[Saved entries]

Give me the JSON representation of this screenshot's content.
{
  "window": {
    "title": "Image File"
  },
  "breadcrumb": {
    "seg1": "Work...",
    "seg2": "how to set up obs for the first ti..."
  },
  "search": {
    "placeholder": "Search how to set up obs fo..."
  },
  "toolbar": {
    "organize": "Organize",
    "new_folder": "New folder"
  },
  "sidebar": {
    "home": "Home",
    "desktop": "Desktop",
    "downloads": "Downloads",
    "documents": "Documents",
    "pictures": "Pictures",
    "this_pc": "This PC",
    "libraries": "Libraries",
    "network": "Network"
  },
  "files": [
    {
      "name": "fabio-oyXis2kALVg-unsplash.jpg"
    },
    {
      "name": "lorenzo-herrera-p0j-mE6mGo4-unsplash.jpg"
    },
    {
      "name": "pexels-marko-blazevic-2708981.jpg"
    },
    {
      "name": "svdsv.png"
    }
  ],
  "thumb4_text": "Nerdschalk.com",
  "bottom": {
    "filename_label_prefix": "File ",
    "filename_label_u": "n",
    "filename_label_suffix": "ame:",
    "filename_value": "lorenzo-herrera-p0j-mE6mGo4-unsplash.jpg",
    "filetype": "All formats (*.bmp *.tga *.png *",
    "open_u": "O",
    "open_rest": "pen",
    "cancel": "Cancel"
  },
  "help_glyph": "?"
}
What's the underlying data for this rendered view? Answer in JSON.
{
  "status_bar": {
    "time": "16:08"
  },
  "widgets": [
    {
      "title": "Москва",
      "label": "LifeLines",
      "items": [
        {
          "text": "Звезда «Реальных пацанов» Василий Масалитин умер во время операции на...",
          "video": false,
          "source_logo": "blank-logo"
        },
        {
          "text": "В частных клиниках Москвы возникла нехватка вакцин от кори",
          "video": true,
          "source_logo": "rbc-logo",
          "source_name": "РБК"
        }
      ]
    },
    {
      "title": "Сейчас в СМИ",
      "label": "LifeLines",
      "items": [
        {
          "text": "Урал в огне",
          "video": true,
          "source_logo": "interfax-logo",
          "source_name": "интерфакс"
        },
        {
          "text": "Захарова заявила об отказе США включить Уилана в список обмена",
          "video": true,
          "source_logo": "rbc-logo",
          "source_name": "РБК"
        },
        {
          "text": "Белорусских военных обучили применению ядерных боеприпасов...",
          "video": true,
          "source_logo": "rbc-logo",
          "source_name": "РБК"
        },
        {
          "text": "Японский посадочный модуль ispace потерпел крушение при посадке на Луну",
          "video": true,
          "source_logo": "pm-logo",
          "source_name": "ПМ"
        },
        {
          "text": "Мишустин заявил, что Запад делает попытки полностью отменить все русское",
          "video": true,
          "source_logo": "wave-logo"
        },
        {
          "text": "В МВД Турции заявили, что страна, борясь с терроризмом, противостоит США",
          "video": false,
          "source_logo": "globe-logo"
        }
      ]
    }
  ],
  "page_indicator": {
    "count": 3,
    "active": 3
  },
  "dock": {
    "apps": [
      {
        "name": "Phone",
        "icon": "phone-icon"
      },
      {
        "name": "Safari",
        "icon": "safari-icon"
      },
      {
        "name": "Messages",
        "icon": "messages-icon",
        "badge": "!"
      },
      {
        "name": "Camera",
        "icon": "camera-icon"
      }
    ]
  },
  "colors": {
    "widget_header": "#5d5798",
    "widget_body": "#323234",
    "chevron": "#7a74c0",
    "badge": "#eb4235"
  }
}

Instructions to follow: Can you give every line above again, exactly as written?

Correct answer:
Give me the JSON representation of this screenshot's content.
{
  "window": {
    "title": "Image File"
  },
  "breadcrumb": {
    "seg1": "Work...",
    "seg2": "how to set up obs for the first ti..."
  },
  "search": {
    "placeholder": "Search how to set up obs fo..."
  },
  "toolbar": {
    "organize": "Organize",
    "new_folder": "New folder"
  },
  "sidebar": {
    "home": "Home",
    "desktop": "Desktop",
    "downloads": "Downloads",
    "documents": "Documents",
    "pictures": "Pictures",
    "this_pc": "This PC",
    "libraries": "Libraries",
    "network": "Network"
  },
  "files": [
    {
      "name": "fabio-oyXis2kALVg-unsplash.jpg"
    },
    {
      "name": "lorenzo-herrera-p0j-mE6mGo4-unsplash.jpg"
    },
    {
      "name": "pexels-marko-blazevic-2708981.jpg"
    },
    {
      "name": "svdsv.png"
    }
  ],
  "thumb4_text": "Nerdschalk.com",
  "bottom": {
    "filename_label_prefix": "File ",
    "filename_label_u": "n",
    "filename_label_suffix": "ame:",
    "filename_value": "lorenzo-herrera-p0j-mE6mGo4-unsplash.jpg",
    "filetype": "All formats (*.bmp *.tga *.png *",
    "open_u": "O",
    "open_rest": "pen",
    "cancel": "Cancel"
  },
  "help_glyph": "?"
}
What's the underlying data for this rendered view? Answer in JSON.
{
  "status_bar": {
    "time": "16:08"
  },
  "widgets": [
    {
      "title": "Москва",
      "label": "LifeLines",
      "items": [
        {
          "text": "Звезда «Реальных пацанов» Василий Масалитин умер во время операции на...",
          "video": false,
          "source_logo": "blank-logo"
        },
        {
          "text": "В частных клиниках Москвы возникла нехватка вакцин от кори",
          "video": true,
          "source_logo": "rbc-logo",
          "source_name": "РБК"
        }
      ]
    },
    {
      "title": "Сейчас в СМИ",
      "label": "LifeLines",
      "items": [
        {
          "text": "Урал в огне",
          "video": true,
          "source_logo": "interfax-logo",
          "source_name": "интерфакс"
        },
        {
          "text": "Захарова заявила об отказе США включить Уилана в список обмена",
          "video": true,
          "source_logo": "rbc-logo",
          "source_name": "РБК"
        },
        {
          "text": "Белорусских военных обучили применению ядерных боеприпасов...",
          "video": true,
          "source_logo": "rbc-logo",
          "source_name": "РБК"
        },
        {
          "text": "Японский посадочный модуль ispace потерпел крушение при посадке на Луну",
          "video": true,
          "source_logo": "pm-logo",
          "source_name": "ПМ"
        },
        {
          "text": "Мишустин заявил, что Запад делает попытки полностью отменить все русское",
          "video": true,
          "source_logo": "wave-logo"
        },
        {
          "text": "В МВД Турции заявили, что страна, борясь с терроризмом, противостоит США",
          "video": false,
          "source_logo": "globe-logo"
        }
      ]
    }
  ],
  "page_indicator": {
    "count": 3,
    "active": 3
  },
  "dock": {
    "apps": [
      {
        "name": "Phone",
        "icon": "phone-icon"
      },
      {
        "name": "Safari",
        "icon": "safari-icon"
      },
      {
        "name": "Messages",
        "icon": "messages-icon",
        "badge": "!"
      },
      {
        "name": "Camera",
        "icon": "camera-icon"
      }
    ]
  },
  "colors": {
    "widget_header": "#5d5798",
    "widget_body": "#323234",
    "chevron": "#7a74c0",
    "badge": "#eb4235"
  }
}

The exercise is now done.